Stored records:
◇ ◇ ◇ ◇ ◇ ◇ ◇
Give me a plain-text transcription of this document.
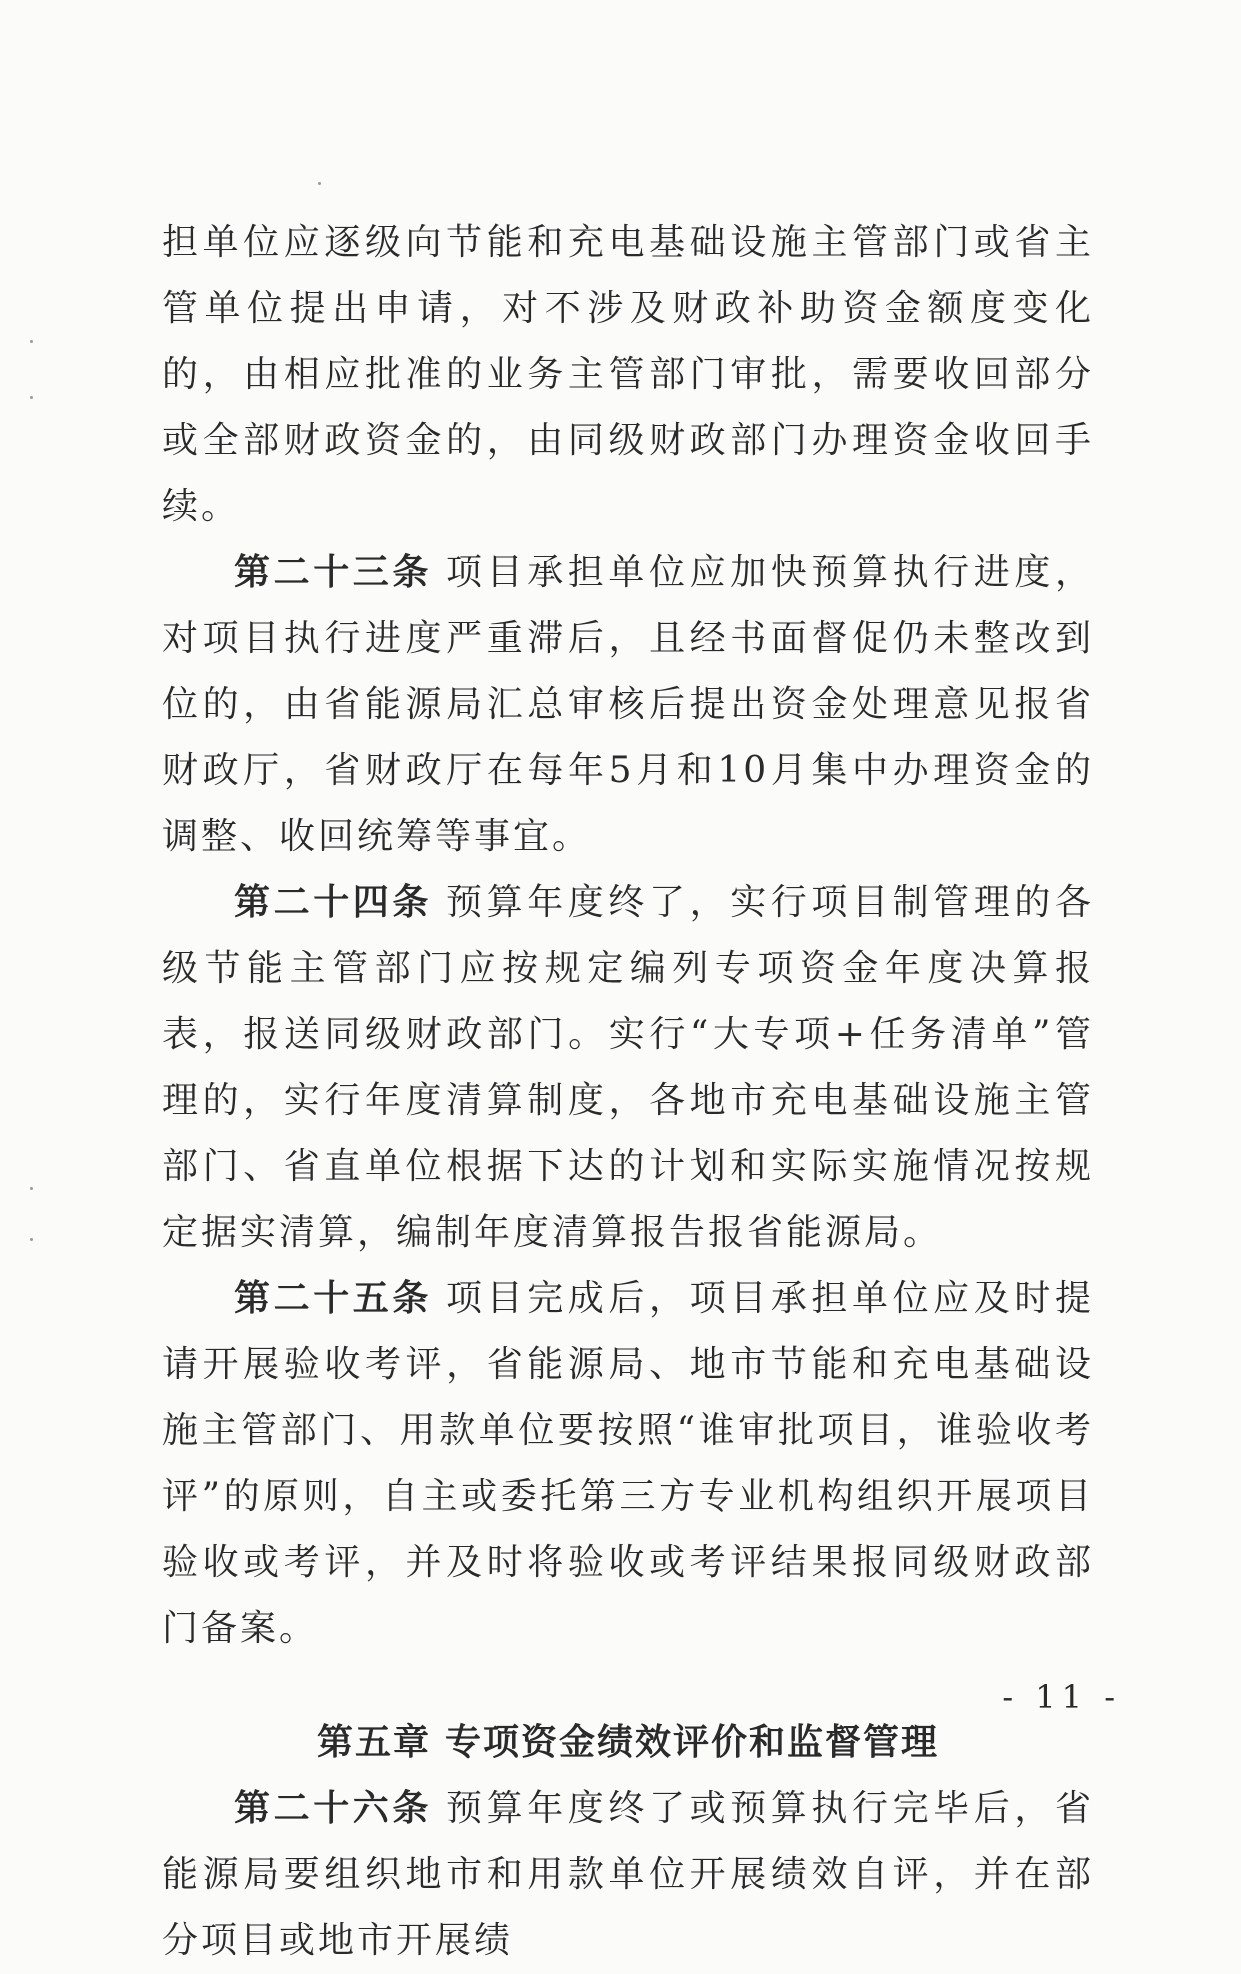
担单位应逐级向节能和充电基础设施主管部门或省主管单位提出申请，对不涉及财政补助资金额度变化的，由相应批准的业务主管部门审批，需要收回部分或全部财政资金的，由同级财政部门办理资金收回手续。

第二十三条 项目承担单位应加快预算执行进度，对项目执行进度严重滞后，且经书面督促仍未整改到位的，由省能源局汇总审核后提出资金处理意见报省财政厅，省财政厅在每年5月和10月集中办理资金的调整、收回统筹等事宜。

第二十四条 预算年度终了，实行项目制管理的各级节能主管部门应按规定编列专项资金年度决算报表，报送同级财政部门。实行“大专项+任务清单”管理的，实行年度清算制度，各地市充电基础设施主管部门、省直单位根据下达的计划和实际实施情况按规定据实清算，编制年度清算报告报省能源局。

第二十五条 项目完成后，项目承担单位应及时提请开展验收考评，省能源局、地市节能和充电基础设施主管部门、用款单位要按照“谁审批项目，谁验收考评”的原则，自主或委托第三方专业机构组织开展项目验收或考评，并及时将验收或考评结果报同级财政部门备案。

第五章 专项资金绩效评价和监督管理

第二十六条 预算年度终了或预算执行完毕后，省能源局要组织地市和用款单位开展绩效自评，并在部分项目或地市开展绩

- 11 -
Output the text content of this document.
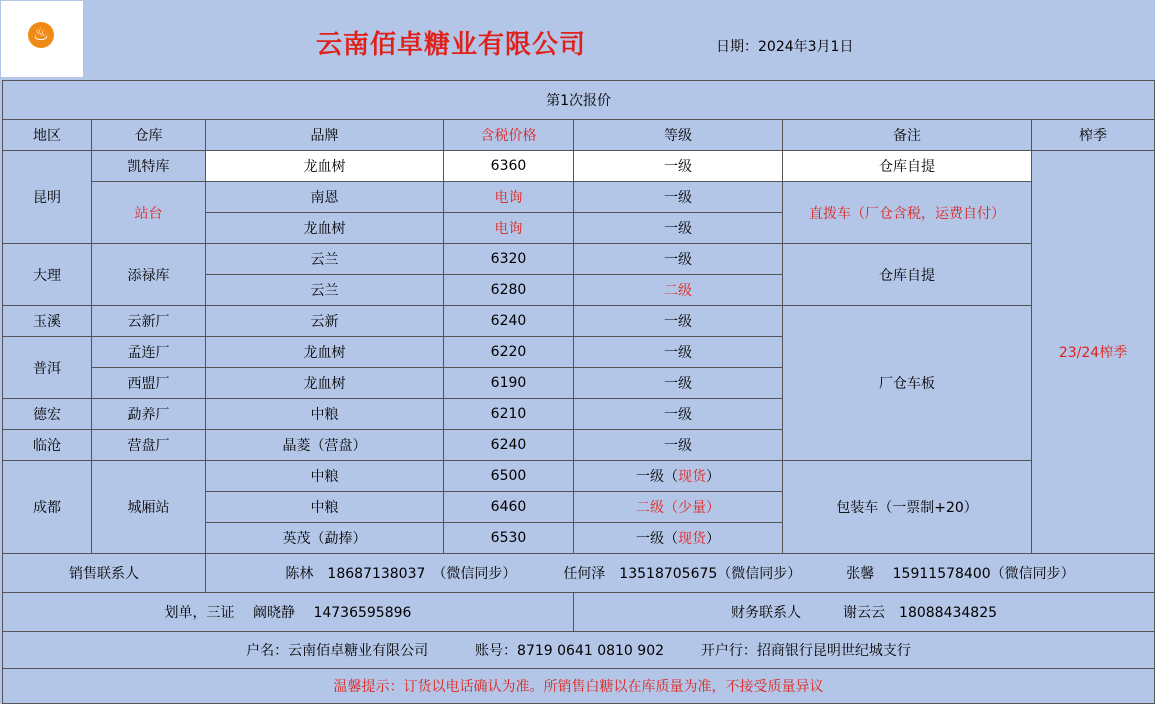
♨	云南佰卓糖业有限公司	日期：2024年3月1日
第1次报价						
地区	仓库	品牌	含税价格	等级	备注	榨季
昆明	凯特库	龙血树	6360	一级	仓库自提	23/24榨季
	站台	南恩	电询	一级	直拨车（厂仓含税，运费自付）	
		龙血树	电询	一级		
大理	添禄库	云兰	6320	一级	仓库自提	
		云兰	6280	二级		
玉溪	云新厂	云新	6240	一级	厂仓车板	
普洱	孟连厂	龙血树	6220	一级		
	西盟厂	龙血树	6190	一级		
德宏	勐养厂	中粮	6210	一级		
临沧	营盘厂	晶菱（营盘）	6240	一级		
成都	城厢站	中粮	6500	一级（现货）	包装车（一票制+20）	
		中粮	6460	二级（少量）		
		英茂（勐捧）	6530	一级（现货）		
销售联系人		陈林　18687138037　（微信同步） 任何泽　13518705675（微信同步） 张馨　 15911578400（微信同步）				
划单，三证　 阚晓静　 14736595896				财务联系人　　　谢云云　18088434825		
户名：云南佰卓糖业有限公司 账号：8719 0641 0810 902 开户行：招商银行昆明世纪城支行						
温馨提示：订货以电话确认为准。所销售白糖以在库质量为准，不接受质量异议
◇ ◇ ◇ ◇ ◇ ◇ ◇
Goal of the exercise:
Gather from the records above every line containing the string "this".

Task result:
Give me a plain-text transcription of this document.
Output the text content of this document.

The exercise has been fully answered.